● **MATERIAL PROVIDED**:
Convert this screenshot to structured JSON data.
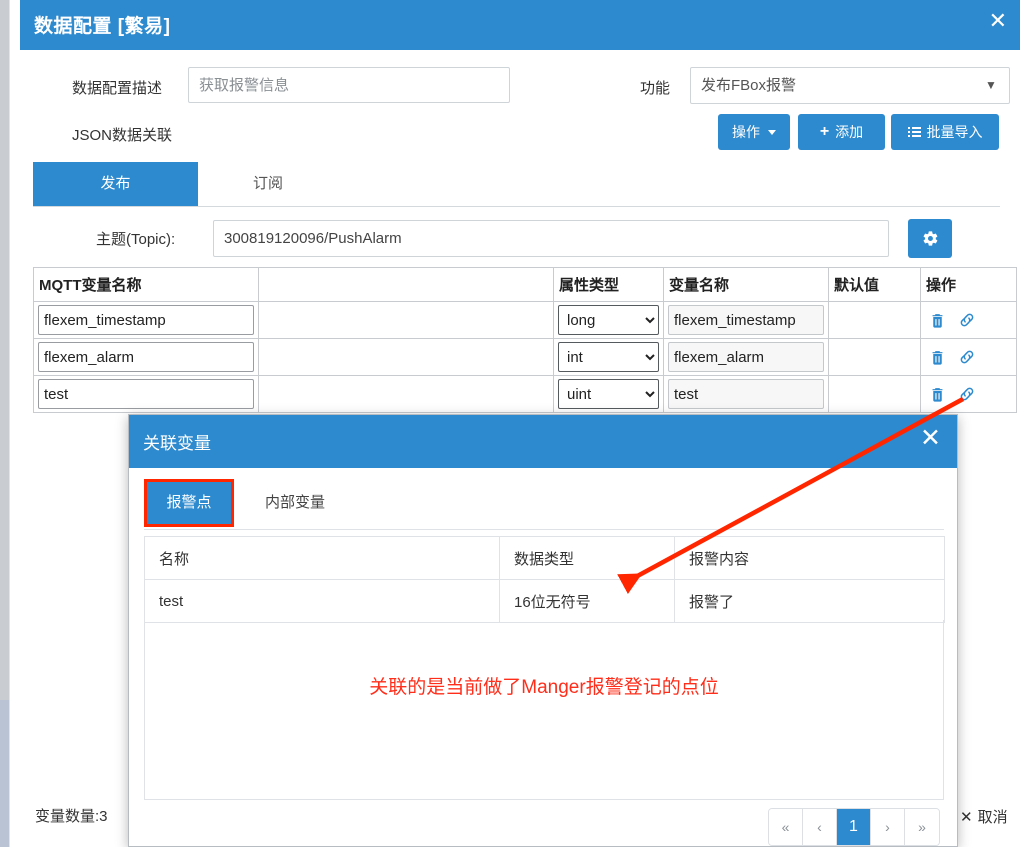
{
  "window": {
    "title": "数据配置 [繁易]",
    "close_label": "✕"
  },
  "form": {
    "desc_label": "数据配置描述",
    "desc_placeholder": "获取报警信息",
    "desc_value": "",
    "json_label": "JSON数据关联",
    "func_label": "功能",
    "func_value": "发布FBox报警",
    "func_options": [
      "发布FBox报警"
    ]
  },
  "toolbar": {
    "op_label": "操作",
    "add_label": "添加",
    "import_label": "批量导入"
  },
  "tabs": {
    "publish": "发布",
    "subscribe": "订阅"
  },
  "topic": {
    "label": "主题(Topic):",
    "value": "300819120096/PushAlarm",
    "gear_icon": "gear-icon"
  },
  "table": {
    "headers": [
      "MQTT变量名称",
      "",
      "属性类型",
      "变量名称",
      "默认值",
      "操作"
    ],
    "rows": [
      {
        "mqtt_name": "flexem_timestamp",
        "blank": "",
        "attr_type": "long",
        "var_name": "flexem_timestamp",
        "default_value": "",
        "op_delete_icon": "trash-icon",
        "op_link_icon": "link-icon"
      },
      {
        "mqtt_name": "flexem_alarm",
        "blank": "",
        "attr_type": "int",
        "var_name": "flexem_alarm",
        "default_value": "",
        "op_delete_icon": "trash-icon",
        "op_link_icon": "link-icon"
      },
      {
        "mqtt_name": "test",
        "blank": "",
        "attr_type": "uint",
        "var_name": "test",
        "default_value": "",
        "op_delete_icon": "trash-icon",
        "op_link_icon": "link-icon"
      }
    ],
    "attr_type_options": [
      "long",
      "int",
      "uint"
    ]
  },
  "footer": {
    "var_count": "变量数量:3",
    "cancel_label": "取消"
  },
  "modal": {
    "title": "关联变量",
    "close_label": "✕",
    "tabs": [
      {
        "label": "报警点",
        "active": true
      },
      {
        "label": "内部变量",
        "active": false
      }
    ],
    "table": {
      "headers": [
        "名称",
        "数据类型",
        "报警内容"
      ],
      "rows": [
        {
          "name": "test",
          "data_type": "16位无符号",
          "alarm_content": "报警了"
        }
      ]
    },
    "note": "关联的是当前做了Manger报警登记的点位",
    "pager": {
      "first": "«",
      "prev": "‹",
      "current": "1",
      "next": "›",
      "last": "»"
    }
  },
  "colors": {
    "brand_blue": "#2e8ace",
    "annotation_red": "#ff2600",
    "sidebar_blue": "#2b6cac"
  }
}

● **EXERCISE BRIEF**: Without the pictures, return all the records precisely as they stand.

● **RESPONSE TO THE TASK**:
Convert this screenshot to structured JSON data.
{
  "window": {
    "title": "数据配置 [繁易]",
    "close_label": "✕"
  },
  "form": {
    "desc_label": "数据配置描述",
    "desc_placeholder": "获取报警信息",
    "desc_value": "",
    "json_label": "JSON数据关联",
    "func_label": "功能",
    "func_value": "发布FBox报警",
    "func_options": [
      "发布FBox报警"
    ]
  },
  "toolbar": {
    "op_label": "操作",
    "add_label": "添加",
    "import_label": "批量导入"
  },
  "tabs": {
    "publish": "发布",
    "subscribe": "订阅"
  },
  "topic": {
    "label": "主题(Topic):",
    "value": "300819120096/PushAlarm",
    "gear_icon": "gear-icon"
  },
  "table": {
    "headers": [
      "MQTT变量名称",
      "",
      "属性类型",
      "变量名称",
      "默认值",
      "操作"
    ],
    "rows": [
      {
        "mqtt_name": "flexem_timestamp",
        "blank": "",
        "attr_type": "long",
        "var_name": "flexem_timestamp",
        "default_value": "",
        "op_delete_icon": "trash-icon",
        "op_link_icon": "link-icon"
      },
      {
        "mqtt_name": "flexem_alarm",
        "blank": "",
        "attr_type": "int",
        "var_name": "flexem_alarm",
        "default_value": "",
        "op_delete_icon": "trash-icon",
        "op_link_icon": "link-icon"
      },
      {
        "mqtt_name": "test",
        "blank": "",
        "attr_type": "uint",
        "var_name": "test",
        "default_value": "",
        "op_delete_icon": "trash-icon",
        "op_link_icon": "link-icon"
      }
    ],
    "attr_type_options": [
      "long",
      "int",
      "uint"
    ]
  },
  "footer": {
    "var_count": "变量数量:3",
    "cancel_label": "取消"
  },
  "modal": {
    "title": "关联变量",
    "close_label": "✕",
    "tabs": [
      {
        "label": "报警点",
        "active": true
      },
      {
        "label": "内部变量",
        "active": false
      }
    ],
    "table": {
      "headers": [
        "名称",
        "数据类型",
        "报警内容"
      ],
      "rows": [
        {
          "name": "test",
          "data_type": "16位无符号",
          "alarm_content": "报警了"
        }
      ]
    },
    "note": "关联的是当前做了Manger报警登记的点位",
    "pager": {
      "first": "«",
      "prev": "‹",
      "current": "1",
      "next": "›",
      "last": "»"
    }
  },
  "colors": {
    "brand_blue": "#2e8ace",
    "annotation_red": "#ff2600",
    "sidebar_blue": "#2b6cac"
  }
}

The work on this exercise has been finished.